WHAT THE TASK REQUIRES
Do not include the pictures; repeat the rest of the data exactly.
Start DATA SHOWN
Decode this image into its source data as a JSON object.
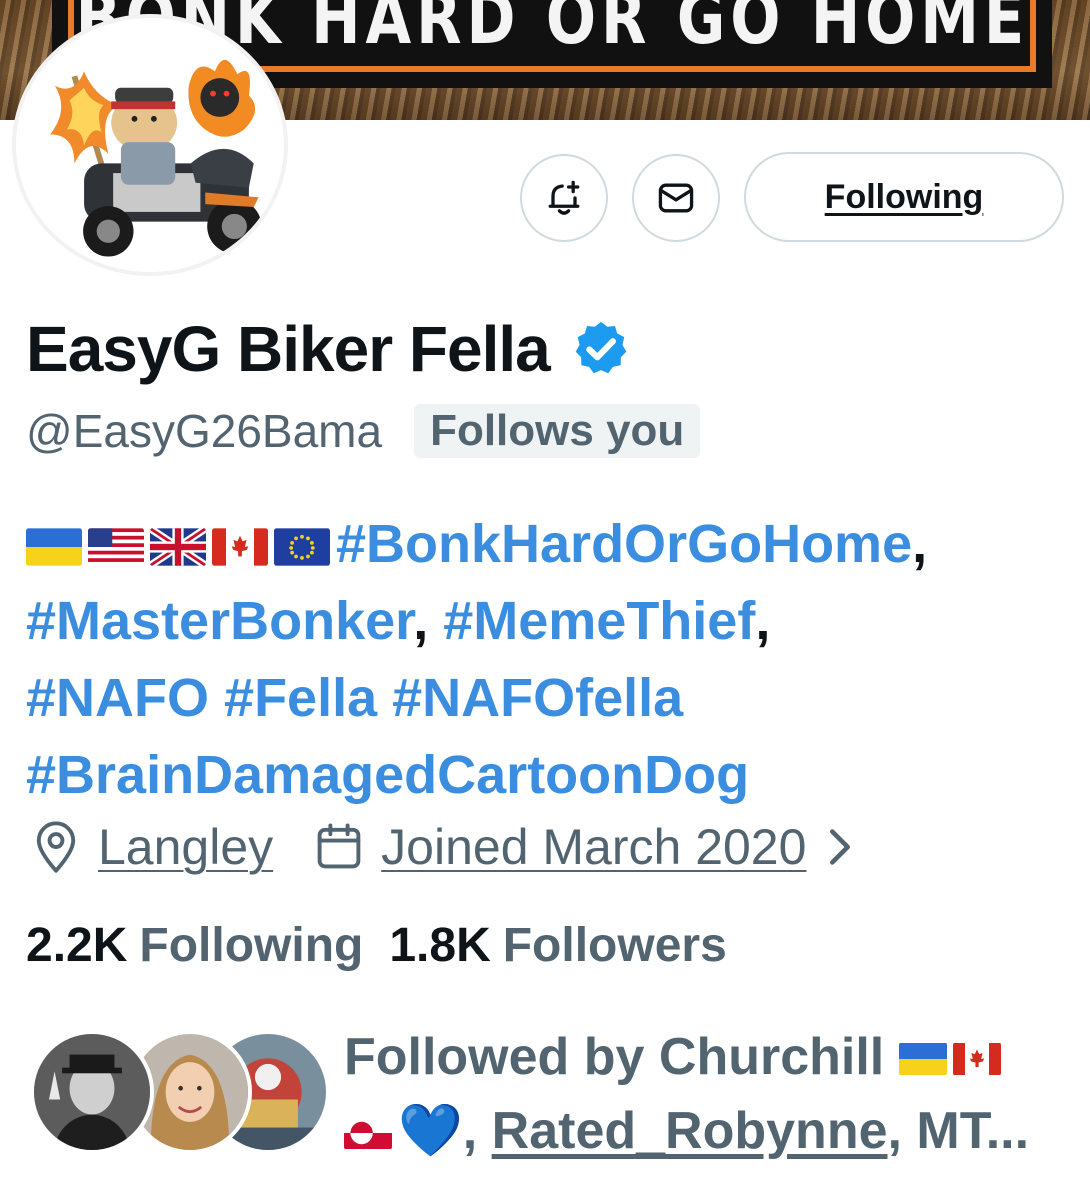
{
  "banner": {
    "text": "BONK HARD OR GO HOME"
  },
  "actions": {
    "notify_icon": "bell-plus-icon",
    "message_icon": "envelope-icon",
    "follow_label": "Following"
  },
  "profile": {
    "display_name": "EasyG Biker Fella",
    "verified": true,
    "handle": "@EasyG26Bama",
    "follows_you": "Follows you"
  },
  "bio": {
    "flags": [
      "ukraine",
      "usa",
      "uk",
      "canada",
      "eu"
    ],
    "tags": [
      "#BonkHardOrGoHome",
      "#MasterBonker",
      "#MemeThief",
      "#NAFO",
      "#Fella",
      "#NAFOfella",
      "#BrainDamagedCartoonDog"
    ],
    "comma": ","
  },
  "meta": {
    "location": "Langley",
    "joined": "Joined March 2020"
  },
  "stats": {
    "following_count": "2.2K",
    "following_label": "Following",
    "followers_count": "1.8K",
    "followers_label": "Followers"
  },
  "followed_by": {
    "prefix": "Followed by Churchill",
    "name2": "Rated_Robynne",
    "suffix": ", MT..."
  },
  "colors": {
    "link": "#3b8ddf",
    "secondary_text": "#536471",
    "primary_text": "#0f1419",
    "verified": "#1d9bf0"
  }
}
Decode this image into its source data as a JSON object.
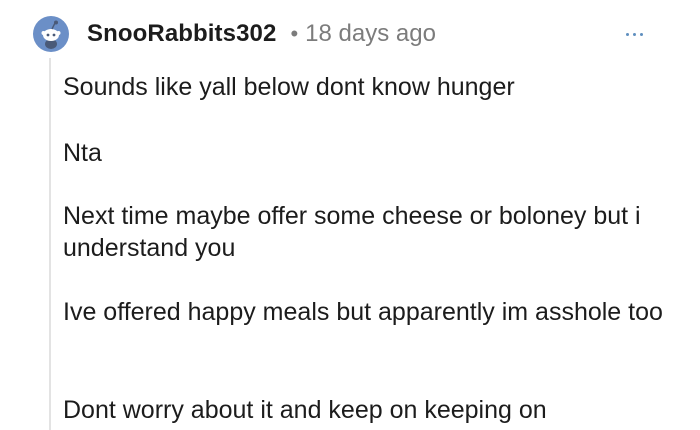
{
  "comment": {
    "username": "SnooRabbits302",
    "separator": "•",
    "timestamp": "18 days ago",
    "avatar_icon": "snoo-avatar-icon",
    "more_icon": "more-options-icon",
    "accent_color": "#5f8fbf",
    "paragraphs": [
      "Sounds like yall below dont know hunger",
      "Nta",
      "Next time maybe offer some cheese or boloney but i understand you",
      "Ive offered happy meals but apparently im asshole too",
      "Dont worry about it and keep on keeping on"
    ]
  }
}
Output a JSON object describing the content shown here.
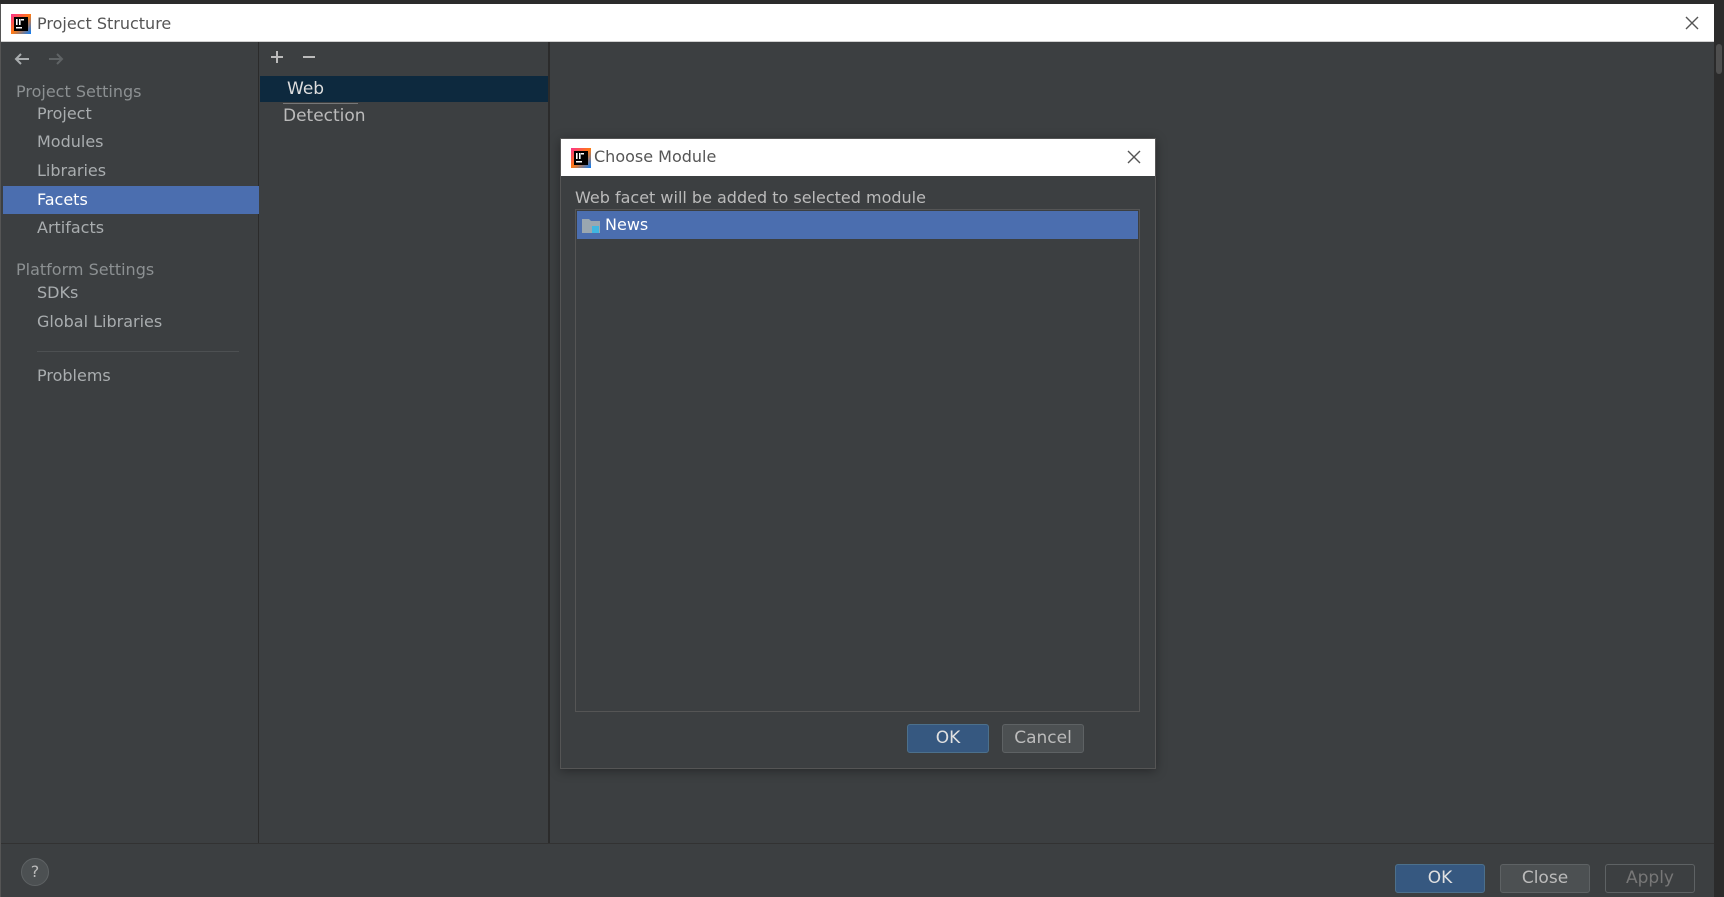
{
  "window": {
    "title": "Project Structure"
  },
  "sidebar": {
    "sections": {
      "project_settings": "Project Settings",
      "platform_settings": "Platform Settings"
    },
    "items": {
      "project": "Project",
      "modules": "Modules",
      "libraries": "Libraries",
      "facets": "Facets",
      "artifacts": "Artifacts",
      "sdks": "SDKs",
      "global_libraries": "Global Libraries",
      "problems": "Problems"
    },
    "selected": "Facets"
  },
  "facets_panel": {
    "items": [
      "Web",
      "Detection"
    ]
  },
  "dialog": {
    "title": "Choose Module",
    "label": "Web facet will be added to selected module",
    "modules": [
      "News"
    ],
    "ok_label": "OK",
    "cancel_label": "Cancel"
  },
  "footer": {
    "help_label": "?",
    "ok_label": "OK",
    "close_label": "Close",
    "apply_label": "Apply"
  },
  "icons": {
    "app": "intellij-icon",
    "back": "arrow-left-icon",
    "forward": "arrow-right-icon",
    "add": "plus-icon",
    "remove": "minus-icon",
    "module": "module-folder-icon",
    "close": "close-icon"
  },
  "colors": {
    "selection": "#4b6eaf",
    "primary_button": "#365880",
    "background": "#3c3f41"
  }
}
End DATA SHOWN
SOLUTION
Decode this image into its source data as a JSON object.
{
  "banner": {
    "text": "BONK HARD OR GO HOME"
  },
  "actions": {
    "notify_icon": "bell-plus-icon",
    "message_icon": "envelope-icon",
    "follow_label": "Following"
  },
  "profile": {
    "display_name": "EasyG Biker Fella",
    "verified": true,
    "handle": "@EasyG26Bama",
    "follows_you": "Follows you"
  },
  "bio": {
    "flags": [
      "ukraine",
      "usa",
      "uk",
      "canada",
      "eu"
    ],
    "tags": [
      "#BonkHardOrGoHome",
      "#MasterBonker",
      "#MemeThief",
      "#NAFO",
      "#Fella",
      "#NAFOfella",
      "#BrainDamagedCartoonDog"
    ],
    "comma": ","
  },
  "meta": {
    "location": "Langley",
    "joined": "Joined March 2020"
  },
  "stats": {
    "following_count": "2.2K",
    "following_label": "Following",
    "followers_count": "1.8K",
    "followers_label": "Followers"
  },
  "followed_by": {
    "prefix": "Followed by Churchill",
    "name2": "Rated_Robynne",
    "suffix": ", MT..."
  },
  "colors": {
    "link": "#3b8ddf",
    "secondary_text": "#536471",
    "primary_text": "#0f1419",
    "verified": "#1d9bf0"
  }
}
Decode this image into its source data as a JSON object.
{
  "comment": {
    "username": "SnooRabbits302",
    "separator": "•",
    "timestamp": "18 days ago",
    "avatar_icon": "snoo-avatar-icon",
    "more_icon": "more-options-icon",
    "accent_color": "#5f8fbf",
    "paragraphs": [
      "Sounds like yall below dont know hunger",
      "Nta",
      "Next time maybe offer some cheese or boloney but i understand you",
      "Ive offered happy meals but apparently im asshole too",
      "Dont worry about it and keep on keeping on"
    ]
  }
}
Output a JSON object describing the content shown here.
{
  "window": {
    "title": "Project Structure"
  },
  "sidebar": {
    "sections": {
      "project_settings": "Project Settings",
      "platform_settings": "Platform Settings"
    },
    "items": {
      "project": "Project",
      "modules": "Modules",
      "libraries": "Libraries",
      "facets": "Facets",
      "artifacts": "Artifacts",
      "sdks": "SDKs",
      "global_libraries": "Global Libraries",
      "problems": "Problems"
    },
    "selected": "Facets"
  },
  "facets_panel": {
    "items": [
      "Web",
      "Detection"
    ]
  },
  "dialog": {
    "title": "Choose Module",
    "label": "Web facet will be added to selected module",
    "modules": [
      "News"
    ],
    "ok_label": "OK",
    "cancel_label": "Cancel"
  },
  "footer": {
    "help_label": "?",
    "ok_label": "OK",
    "close_label": "Close",
    "apply_label": "Apply"
  },
  "icons": {
    "app": "intellij-icon",
    "back": "arrow-left-icon",
    "forward": "arrow-right-icon",
    "add": "plus-icon",
    "remove": "minus-icon",
    "module": "module-folder-icon",
    "close": "close-icon"
  },
  "colors": {
    "selection": "#4b6eaf",
    "primary_button": "#365880",
    "background": "#3c3f41"
  }
}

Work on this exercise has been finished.